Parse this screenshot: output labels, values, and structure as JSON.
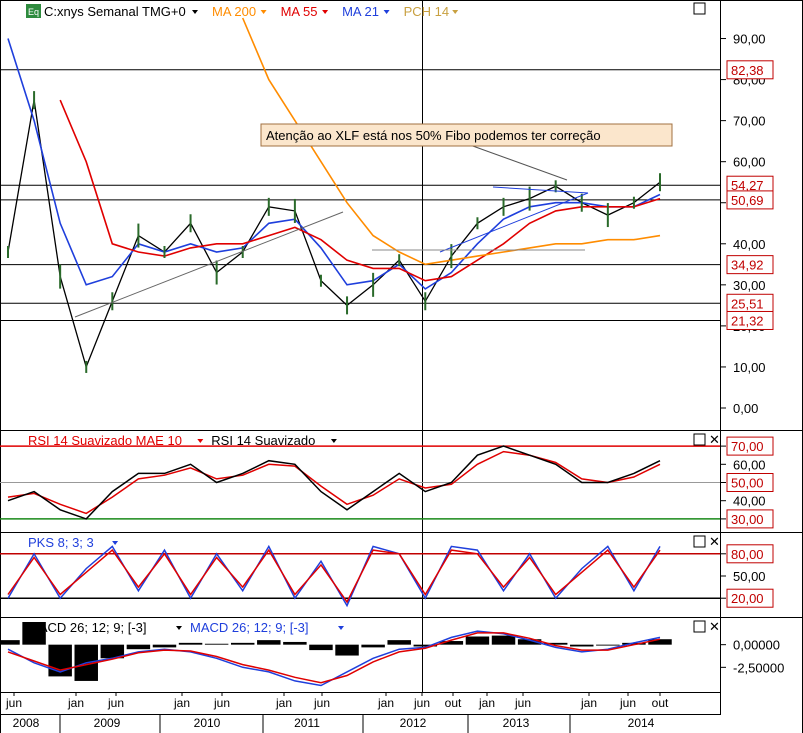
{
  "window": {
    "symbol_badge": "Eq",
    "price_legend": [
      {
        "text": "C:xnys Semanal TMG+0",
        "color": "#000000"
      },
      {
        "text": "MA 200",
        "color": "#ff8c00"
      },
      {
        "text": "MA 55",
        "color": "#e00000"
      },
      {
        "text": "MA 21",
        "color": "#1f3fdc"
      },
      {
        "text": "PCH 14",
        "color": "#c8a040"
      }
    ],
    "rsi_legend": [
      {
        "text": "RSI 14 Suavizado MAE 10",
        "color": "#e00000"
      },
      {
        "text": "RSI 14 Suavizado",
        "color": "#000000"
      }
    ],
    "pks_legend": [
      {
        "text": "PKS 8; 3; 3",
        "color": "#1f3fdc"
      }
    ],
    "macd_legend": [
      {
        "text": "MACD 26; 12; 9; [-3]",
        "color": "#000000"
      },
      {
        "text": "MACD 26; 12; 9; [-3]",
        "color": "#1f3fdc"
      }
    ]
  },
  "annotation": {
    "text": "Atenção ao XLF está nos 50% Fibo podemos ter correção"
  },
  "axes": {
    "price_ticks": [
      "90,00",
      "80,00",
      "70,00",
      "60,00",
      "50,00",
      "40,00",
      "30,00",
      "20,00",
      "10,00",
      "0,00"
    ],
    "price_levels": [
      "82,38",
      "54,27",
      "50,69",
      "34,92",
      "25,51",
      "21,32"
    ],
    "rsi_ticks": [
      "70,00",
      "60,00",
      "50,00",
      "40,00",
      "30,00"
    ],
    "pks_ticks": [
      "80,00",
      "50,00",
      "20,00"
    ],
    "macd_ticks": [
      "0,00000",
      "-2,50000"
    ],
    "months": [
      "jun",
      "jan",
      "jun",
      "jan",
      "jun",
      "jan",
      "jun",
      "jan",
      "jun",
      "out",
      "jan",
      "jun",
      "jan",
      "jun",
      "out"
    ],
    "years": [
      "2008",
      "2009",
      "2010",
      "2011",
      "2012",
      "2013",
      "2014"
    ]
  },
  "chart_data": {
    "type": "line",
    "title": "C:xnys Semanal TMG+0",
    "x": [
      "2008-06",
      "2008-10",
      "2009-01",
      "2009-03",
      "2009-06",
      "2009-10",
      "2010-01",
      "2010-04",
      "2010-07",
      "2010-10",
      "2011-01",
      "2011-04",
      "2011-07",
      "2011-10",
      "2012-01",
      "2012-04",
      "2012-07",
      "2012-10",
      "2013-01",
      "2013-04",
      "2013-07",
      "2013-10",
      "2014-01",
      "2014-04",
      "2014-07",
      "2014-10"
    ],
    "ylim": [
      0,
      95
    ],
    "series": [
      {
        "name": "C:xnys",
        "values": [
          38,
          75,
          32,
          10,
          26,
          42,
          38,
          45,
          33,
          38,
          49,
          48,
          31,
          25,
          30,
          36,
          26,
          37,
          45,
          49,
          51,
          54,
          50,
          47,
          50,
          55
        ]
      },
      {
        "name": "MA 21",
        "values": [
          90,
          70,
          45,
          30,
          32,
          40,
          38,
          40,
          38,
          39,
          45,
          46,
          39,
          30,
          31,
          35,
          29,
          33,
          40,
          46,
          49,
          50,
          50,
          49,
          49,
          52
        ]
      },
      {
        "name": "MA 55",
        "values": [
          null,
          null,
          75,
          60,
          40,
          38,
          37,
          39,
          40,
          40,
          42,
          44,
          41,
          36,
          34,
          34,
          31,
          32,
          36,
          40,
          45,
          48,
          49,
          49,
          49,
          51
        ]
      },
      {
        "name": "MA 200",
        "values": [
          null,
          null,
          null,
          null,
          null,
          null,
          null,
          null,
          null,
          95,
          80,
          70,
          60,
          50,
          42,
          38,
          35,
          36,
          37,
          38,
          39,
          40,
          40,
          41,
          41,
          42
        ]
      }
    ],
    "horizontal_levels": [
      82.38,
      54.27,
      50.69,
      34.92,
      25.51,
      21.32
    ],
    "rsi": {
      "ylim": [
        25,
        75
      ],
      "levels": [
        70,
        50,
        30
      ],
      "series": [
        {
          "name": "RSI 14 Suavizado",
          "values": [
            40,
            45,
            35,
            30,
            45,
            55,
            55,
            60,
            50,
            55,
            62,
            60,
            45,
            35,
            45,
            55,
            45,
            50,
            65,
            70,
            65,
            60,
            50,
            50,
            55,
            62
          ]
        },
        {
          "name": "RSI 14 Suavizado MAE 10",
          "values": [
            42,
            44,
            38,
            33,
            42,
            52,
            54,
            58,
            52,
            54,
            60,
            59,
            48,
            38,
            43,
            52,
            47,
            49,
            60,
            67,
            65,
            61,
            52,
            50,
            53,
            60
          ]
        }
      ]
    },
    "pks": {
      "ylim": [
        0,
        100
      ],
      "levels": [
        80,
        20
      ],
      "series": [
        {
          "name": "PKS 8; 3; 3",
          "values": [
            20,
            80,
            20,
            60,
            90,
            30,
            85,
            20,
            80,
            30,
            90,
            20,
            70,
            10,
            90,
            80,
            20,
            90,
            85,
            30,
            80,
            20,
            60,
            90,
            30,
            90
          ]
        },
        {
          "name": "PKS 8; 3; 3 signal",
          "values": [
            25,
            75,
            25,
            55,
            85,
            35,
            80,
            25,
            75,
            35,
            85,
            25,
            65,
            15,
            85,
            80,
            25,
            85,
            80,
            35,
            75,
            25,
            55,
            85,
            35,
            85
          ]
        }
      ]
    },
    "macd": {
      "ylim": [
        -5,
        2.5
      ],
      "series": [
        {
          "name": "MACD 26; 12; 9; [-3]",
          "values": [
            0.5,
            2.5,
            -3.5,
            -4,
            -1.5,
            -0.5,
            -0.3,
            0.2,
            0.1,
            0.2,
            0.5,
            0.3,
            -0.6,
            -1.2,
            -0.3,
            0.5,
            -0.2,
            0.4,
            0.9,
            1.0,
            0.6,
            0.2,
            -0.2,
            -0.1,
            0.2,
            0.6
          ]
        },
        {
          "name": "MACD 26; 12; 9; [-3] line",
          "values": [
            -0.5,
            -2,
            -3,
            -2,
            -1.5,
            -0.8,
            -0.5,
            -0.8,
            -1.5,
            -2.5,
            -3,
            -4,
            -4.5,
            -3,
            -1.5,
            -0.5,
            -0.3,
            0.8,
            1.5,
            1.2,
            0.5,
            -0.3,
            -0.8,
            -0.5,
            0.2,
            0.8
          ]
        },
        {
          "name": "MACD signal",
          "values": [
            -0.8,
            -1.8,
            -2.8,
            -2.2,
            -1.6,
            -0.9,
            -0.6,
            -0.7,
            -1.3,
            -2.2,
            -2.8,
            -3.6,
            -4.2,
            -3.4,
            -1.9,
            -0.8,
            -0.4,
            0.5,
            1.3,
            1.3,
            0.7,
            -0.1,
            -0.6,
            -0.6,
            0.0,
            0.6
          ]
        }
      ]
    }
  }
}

----------------

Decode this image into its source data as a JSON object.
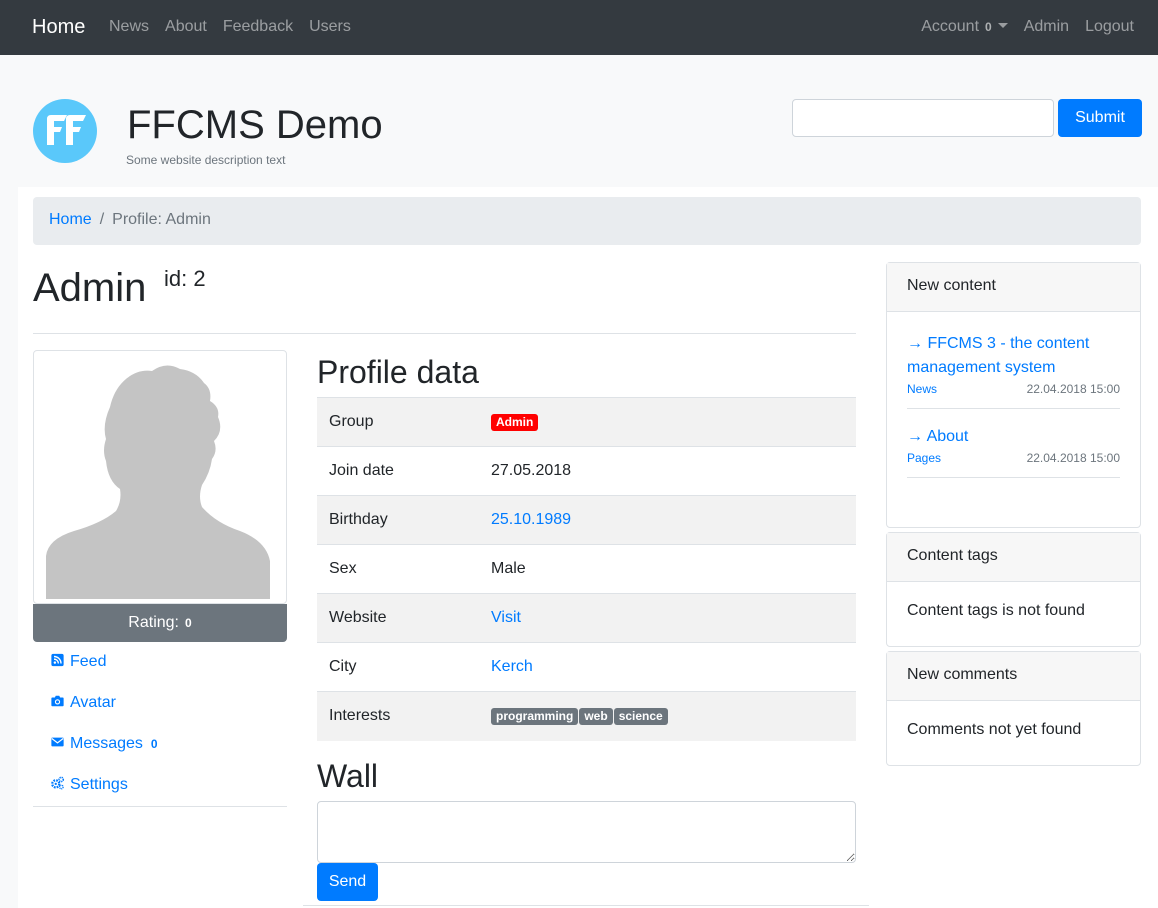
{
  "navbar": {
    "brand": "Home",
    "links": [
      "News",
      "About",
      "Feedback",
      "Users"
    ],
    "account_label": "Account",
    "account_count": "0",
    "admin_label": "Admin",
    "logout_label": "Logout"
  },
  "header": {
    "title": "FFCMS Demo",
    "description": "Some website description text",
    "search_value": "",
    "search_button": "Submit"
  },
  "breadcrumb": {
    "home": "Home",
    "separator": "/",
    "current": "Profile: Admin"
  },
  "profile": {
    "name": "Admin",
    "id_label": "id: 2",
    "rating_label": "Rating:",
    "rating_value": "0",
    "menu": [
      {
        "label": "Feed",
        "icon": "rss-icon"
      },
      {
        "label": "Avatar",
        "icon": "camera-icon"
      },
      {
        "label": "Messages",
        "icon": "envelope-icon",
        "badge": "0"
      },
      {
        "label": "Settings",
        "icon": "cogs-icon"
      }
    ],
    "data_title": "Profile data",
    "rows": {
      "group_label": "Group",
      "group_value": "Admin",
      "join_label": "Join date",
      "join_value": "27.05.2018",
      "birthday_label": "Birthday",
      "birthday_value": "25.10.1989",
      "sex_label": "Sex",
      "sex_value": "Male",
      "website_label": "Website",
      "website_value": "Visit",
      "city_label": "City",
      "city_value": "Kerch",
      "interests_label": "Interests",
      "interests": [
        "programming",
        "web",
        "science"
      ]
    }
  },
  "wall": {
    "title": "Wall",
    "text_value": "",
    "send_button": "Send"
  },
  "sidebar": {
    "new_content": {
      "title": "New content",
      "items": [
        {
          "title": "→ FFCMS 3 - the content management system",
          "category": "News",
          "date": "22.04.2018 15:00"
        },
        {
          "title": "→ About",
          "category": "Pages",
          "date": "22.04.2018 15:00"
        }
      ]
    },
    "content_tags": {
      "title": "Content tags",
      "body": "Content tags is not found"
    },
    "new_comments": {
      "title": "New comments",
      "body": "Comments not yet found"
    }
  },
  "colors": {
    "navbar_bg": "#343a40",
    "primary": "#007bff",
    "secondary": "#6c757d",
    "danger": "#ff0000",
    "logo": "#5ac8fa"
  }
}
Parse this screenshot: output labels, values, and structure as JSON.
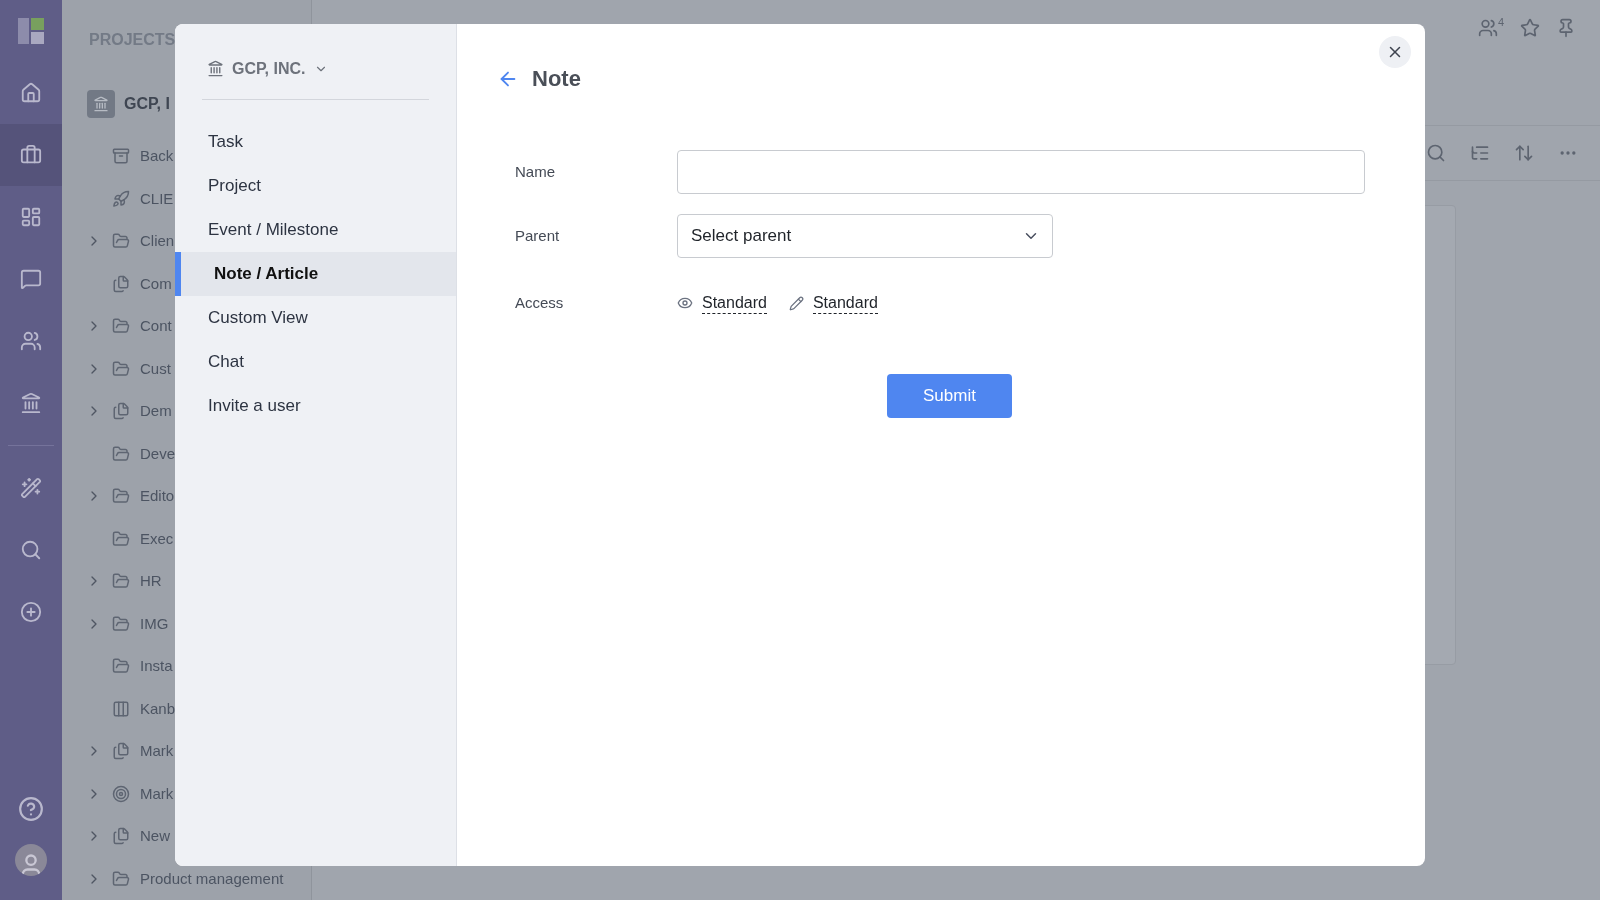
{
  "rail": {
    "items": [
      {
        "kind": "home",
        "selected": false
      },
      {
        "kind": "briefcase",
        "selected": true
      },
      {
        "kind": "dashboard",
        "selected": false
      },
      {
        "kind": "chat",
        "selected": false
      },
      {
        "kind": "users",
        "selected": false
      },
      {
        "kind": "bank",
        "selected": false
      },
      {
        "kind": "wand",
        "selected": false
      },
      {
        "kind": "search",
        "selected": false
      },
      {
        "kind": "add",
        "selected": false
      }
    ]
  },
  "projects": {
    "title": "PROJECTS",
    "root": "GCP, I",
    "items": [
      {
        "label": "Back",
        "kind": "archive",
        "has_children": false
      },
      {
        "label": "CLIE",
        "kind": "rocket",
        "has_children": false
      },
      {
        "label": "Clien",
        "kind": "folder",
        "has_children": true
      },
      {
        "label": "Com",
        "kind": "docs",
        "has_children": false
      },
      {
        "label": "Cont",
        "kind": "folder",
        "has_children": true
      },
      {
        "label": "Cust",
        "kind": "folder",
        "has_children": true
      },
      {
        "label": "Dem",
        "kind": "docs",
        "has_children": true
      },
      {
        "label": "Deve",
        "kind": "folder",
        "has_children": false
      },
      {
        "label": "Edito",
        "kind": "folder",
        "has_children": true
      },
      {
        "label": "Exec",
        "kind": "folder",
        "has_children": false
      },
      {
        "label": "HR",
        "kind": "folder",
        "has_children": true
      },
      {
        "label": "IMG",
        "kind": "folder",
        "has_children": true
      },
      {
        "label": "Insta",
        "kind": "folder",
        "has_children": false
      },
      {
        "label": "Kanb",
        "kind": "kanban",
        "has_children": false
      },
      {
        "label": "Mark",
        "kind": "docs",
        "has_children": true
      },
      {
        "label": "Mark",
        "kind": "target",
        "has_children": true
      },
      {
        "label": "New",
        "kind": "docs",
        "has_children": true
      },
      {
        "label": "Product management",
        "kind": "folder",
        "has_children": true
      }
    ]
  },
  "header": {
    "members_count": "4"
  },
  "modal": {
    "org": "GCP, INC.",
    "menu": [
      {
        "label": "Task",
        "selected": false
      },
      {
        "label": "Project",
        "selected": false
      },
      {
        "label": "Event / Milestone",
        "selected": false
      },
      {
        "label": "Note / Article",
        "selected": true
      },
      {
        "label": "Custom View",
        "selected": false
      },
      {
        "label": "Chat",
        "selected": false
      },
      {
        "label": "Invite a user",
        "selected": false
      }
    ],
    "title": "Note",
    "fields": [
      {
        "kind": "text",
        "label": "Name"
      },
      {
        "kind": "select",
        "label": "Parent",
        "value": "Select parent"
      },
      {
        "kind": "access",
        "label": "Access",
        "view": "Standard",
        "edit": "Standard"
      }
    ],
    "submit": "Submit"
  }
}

----------------

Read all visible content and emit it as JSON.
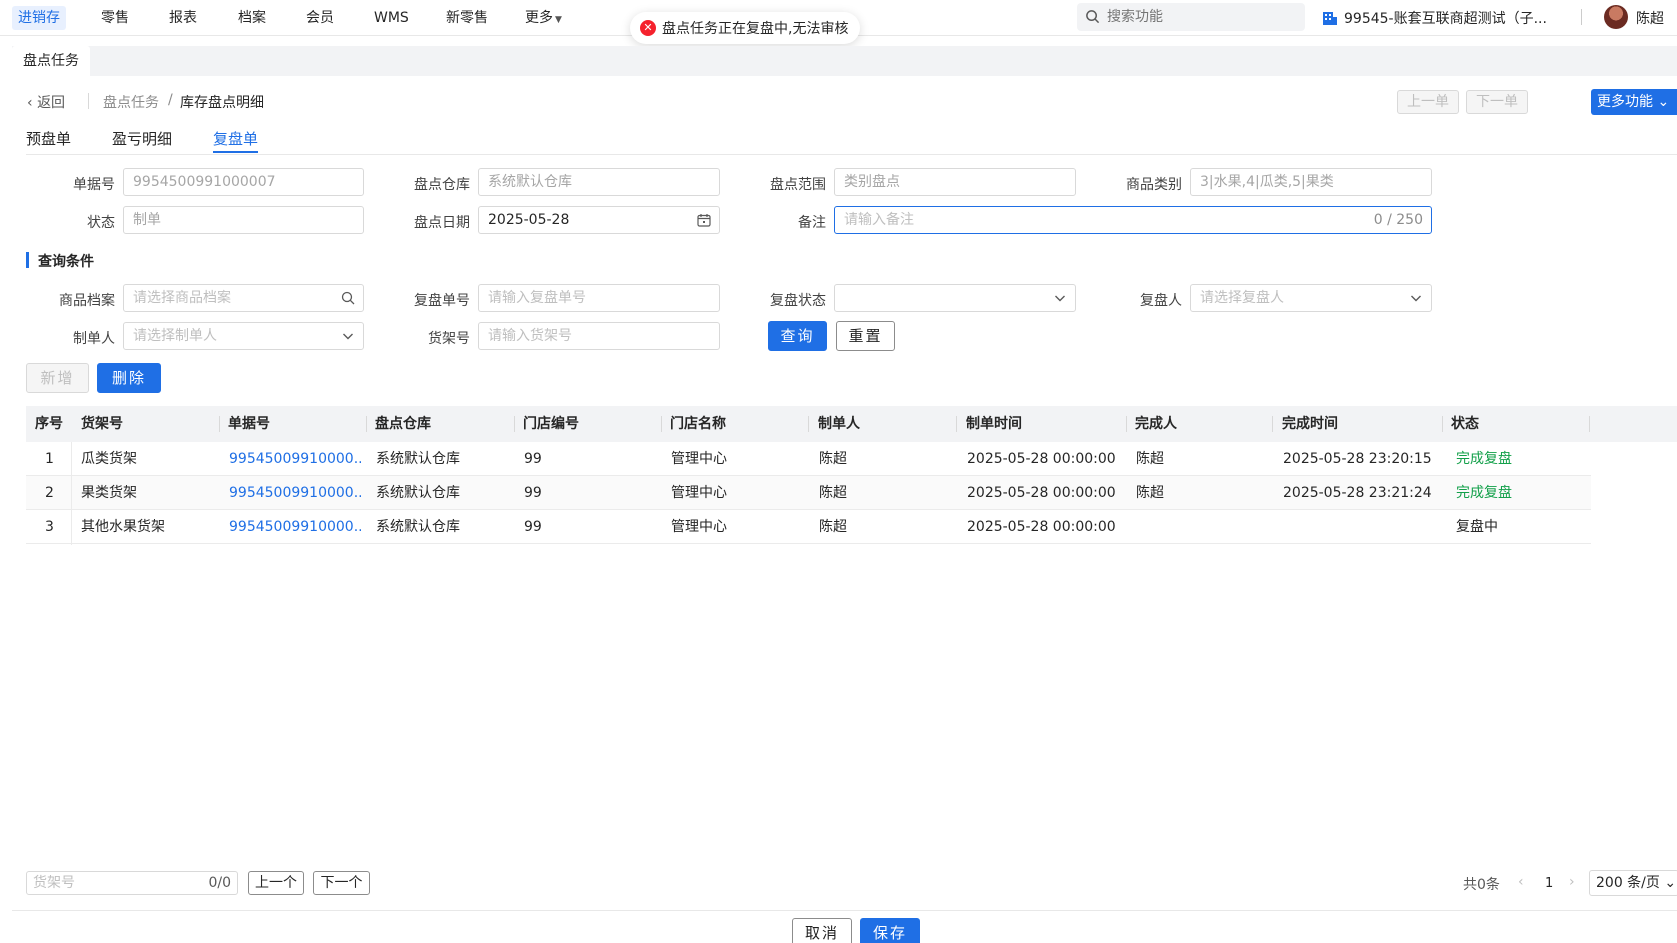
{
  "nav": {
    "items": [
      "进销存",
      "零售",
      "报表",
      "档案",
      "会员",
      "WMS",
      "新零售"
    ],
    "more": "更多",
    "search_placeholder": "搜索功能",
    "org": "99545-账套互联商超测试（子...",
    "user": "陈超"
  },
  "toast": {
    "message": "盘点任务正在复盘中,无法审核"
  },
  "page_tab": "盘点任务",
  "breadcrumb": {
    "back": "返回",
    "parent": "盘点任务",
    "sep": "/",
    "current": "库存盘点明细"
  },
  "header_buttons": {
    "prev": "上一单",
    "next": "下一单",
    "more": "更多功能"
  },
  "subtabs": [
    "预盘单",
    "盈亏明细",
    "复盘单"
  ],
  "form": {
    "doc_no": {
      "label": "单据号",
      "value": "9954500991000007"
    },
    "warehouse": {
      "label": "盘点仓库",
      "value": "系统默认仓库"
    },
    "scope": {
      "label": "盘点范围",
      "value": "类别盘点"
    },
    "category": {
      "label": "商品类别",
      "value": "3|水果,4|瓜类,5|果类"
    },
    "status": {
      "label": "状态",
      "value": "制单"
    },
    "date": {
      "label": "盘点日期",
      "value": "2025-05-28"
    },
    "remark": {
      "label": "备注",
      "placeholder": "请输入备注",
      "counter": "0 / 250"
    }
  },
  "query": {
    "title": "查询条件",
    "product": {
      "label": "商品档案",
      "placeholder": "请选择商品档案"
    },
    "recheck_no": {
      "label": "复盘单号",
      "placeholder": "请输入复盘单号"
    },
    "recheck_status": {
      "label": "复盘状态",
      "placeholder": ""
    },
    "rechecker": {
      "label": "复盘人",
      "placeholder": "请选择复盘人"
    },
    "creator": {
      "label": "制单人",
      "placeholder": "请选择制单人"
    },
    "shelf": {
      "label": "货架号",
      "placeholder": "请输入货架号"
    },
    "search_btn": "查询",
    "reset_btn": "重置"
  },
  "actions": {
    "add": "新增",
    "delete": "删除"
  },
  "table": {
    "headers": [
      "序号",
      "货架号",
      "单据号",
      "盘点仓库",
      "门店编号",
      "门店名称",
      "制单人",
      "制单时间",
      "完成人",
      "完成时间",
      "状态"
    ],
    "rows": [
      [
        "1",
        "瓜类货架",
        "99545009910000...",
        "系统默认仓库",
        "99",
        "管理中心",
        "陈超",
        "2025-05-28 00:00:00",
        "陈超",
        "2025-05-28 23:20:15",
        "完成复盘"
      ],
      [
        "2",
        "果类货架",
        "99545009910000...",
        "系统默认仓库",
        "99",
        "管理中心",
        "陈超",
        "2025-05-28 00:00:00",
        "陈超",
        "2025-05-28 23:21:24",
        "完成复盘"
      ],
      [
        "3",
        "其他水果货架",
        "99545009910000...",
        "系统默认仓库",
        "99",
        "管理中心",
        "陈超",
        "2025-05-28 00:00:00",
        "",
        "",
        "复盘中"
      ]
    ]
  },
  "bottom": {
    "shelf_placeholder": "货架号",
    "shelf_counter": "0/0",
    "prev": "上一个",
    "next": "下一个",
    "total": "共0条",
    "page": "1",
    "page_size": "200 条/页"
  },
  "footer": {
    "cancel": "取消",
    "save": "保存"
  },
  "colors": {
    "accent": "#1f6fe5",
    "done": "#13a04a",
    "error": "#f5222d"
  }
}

----------------

> _To be done_
Tally the lines of the listing that include "JSON". Reply with nothing but the count.

> _Answer_
4